* [TASK TO CARRY OUT] Search the material for the word "Recommendations" and copy each line that holds it.

* [RECORDS SHOWN]
START
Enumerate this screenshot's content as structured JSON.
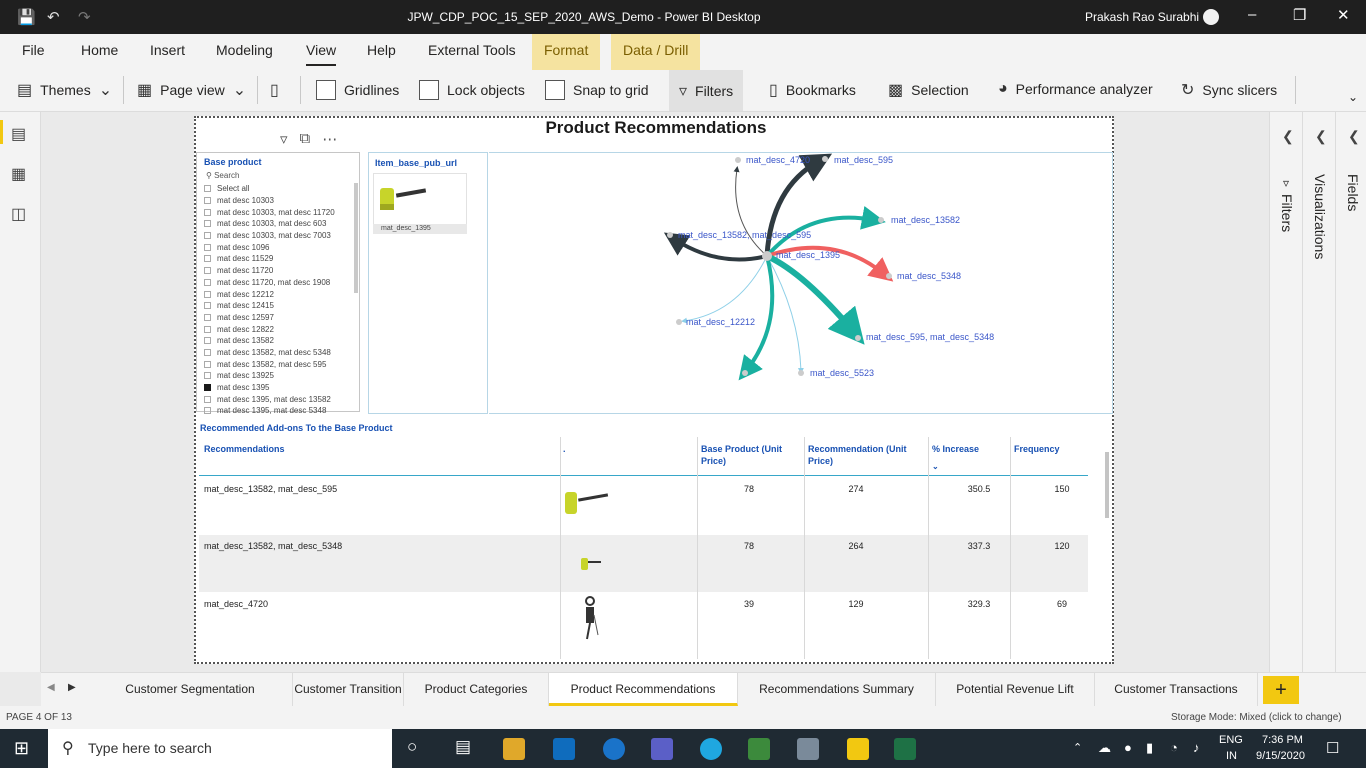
{
  "window": {
    "title": "JPW_CDP_POC_15_SEP_2020_AWS_Demo - Power BI Desktop",
    "user": "Prakash Rao Surabhi"
  },
  "ribbon_tabs": [
    "File",
    "Home",
    "Insert",
    "Modeling",
    "View",
    "Help",
    "External Tools",
    "Format",
    "Data / Drill"
  ],
  "ribbon": {
    "themes": "Themes",
    "page_view": "Page view",
    "gridlines": "Gridlines",
    "lock_objects": "Lock objects",
    "snap_to_grid": "Snap to grid",
    "filters": "Filters",
    "bookmarks": "Bookmarks",
    "selection": "Selection",
    "performance_analyzer": "Performance analyzer",
    "sync_slicers": "Sync slicers"
  },
  "report": {
    "title": "Product Recommendations"
  },
  "slicer": {
    "header": "Base product",
    "search_placeholder": "Search",
    "items": [
      {
        "label": "Select all",
        "checked": false
      },
      {
        "label": "mat desc 10303",
        "checked": false
      },
      {
        "label": "mat desc 10303, mat desc 11720",
        "checked": false
      },
      {
        "label": "mat desc 10303, mat desc 603",
        "checked": false
      },
      {
        "label": "mat desc 10303, mat desc 7003",
        "checked": false
      },
      {
        "label": "mat desc 1096",
        "checked": false
      },
      {
        "label": "mat desc 11529",
        "checked": false
      },
      {
        "label": "mat desc 11720",
        "checked": false
      },
      {
        "label": "mat desc 11720, mat desc 1908",
        "checked": false
      },
      {
        "label": "mat desc 12212",
        "checked": false
      },
      {
        "label": "mat desc 12415",
        "checked": false
      },
      {
        "label": "mat desc 12597",
        "checked": false
      },
      {
        "label": "mat desc 12822",
        "checked": false
      },
      {
        "label": "mat desc 13582",
        "checked": false
      },
      {
        "label": "mat desc 13582, mat desc 5348",
        "checked": false
      },
      {
        "label": "mat desc 13582, mat desc 595",
        "checked": false
      },
      {
        "label": "mat desc 13925",
        "checked": false
      },
      {
        "label": "mat desc 1395",
        "checked": true
      },
      {
        "label": "mat desc 1395, mat desc 13582",
        "checked": false
      },
      {
        "label": "mat desc 1395, mat desc 5348",
        "checked": false
      }
    ]
  },
  "item_card": {
    "header": "Item_base_pub_url",
    "caption": "mat_desc_1395"
  },
  "network": {
    "center": "mat_desc_1395",
    "nodes": [
      {
        "label": "mat_desc_4720"
      },
      {
        "label": "mat_desc_595"
      },
      {
        "label": "mat_desc_13582"
      },
      {
        "label": "mat_desc_13582, mat_desc_595"
      },
      {
        "label": "mat_desc_5348"
      },
      {
        "label": "mat_desc_12212"
      },
      {
        "label": "mat_desc_595, mat_desc_5348"
      },
      {
        "label": "mat_desc_5523"
      }
    ]
  },
  "table": {
    "title": "Recommended Add-ons To the Base Product",
    "headers": {
      "recommendations": "Recommendations",
      "image": ".",
      "base_price": "Base Product (Unit Price)",
      "rec_price": "Recommendation (Unit Price)",
      "pct_increase": "% Increase",
      "frequency": "Frequency"
    },
    "rows": [
      {
        "name": "mat_desc_13582, mat_desc_595",
        "base": "78",
        "rec": "274",
        "pct": "350.5",
        "freq": "150"
      },
      {
        "name": "mat_desc_13582, mat_desc_5348",
        "base": "78",
        "rec": "264",
        "pct": "337.3",
        "freq": "120"
      },
      {
        "name": "mat_desc_4720",
        "base": "39",
        "rec": "129",
        "pct": "329.3",
        "freq": "69"
      }
    ]
  },
  "panes": {
    "filters": "Filters",
    "visualizations": "Visualizations",
    "fields": "Fields"
  },
  "page_tabs": [
    "Customer Segmentation",
    "Customer Transition",
    "Product Categories",
    "Product Recommendations",
    "Recommendations Summary",
    "Potential Revenue Lift",
    "Customer Transactions"
  ],
  "active_page_tab": "Product Recommendations",
  "status": {
    "page": "PAGE 4 OF 13",
    "storage_mode": "Storage Mode: Mixed (click to change)"
  },
  "taskbar": {
    "search_placeholder": "Type here to search",
    "language_1": "ENG",
    "language_2": "IN",
    "time": "7:36 PM",
    "date": "9/15/2020"
  },
  "colors": {
    "accent_yellow": "#f2c811",
    "teal_edge": "#1ab0a0",
    "dark_edge": "#2f3a40",
    "red_edge": "#f06060",
    "light_edge": "#8fd0e8",
    "header_blue": "#1851b3"
  }
}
END
* [OUTPUT BELOW]
    "title": "Product Recommendations"
      "recommendations": "Recommendations",
    "Product Recommendations",
    "Recommendations Summary",
  "active_page_tab": "Product Recommendations",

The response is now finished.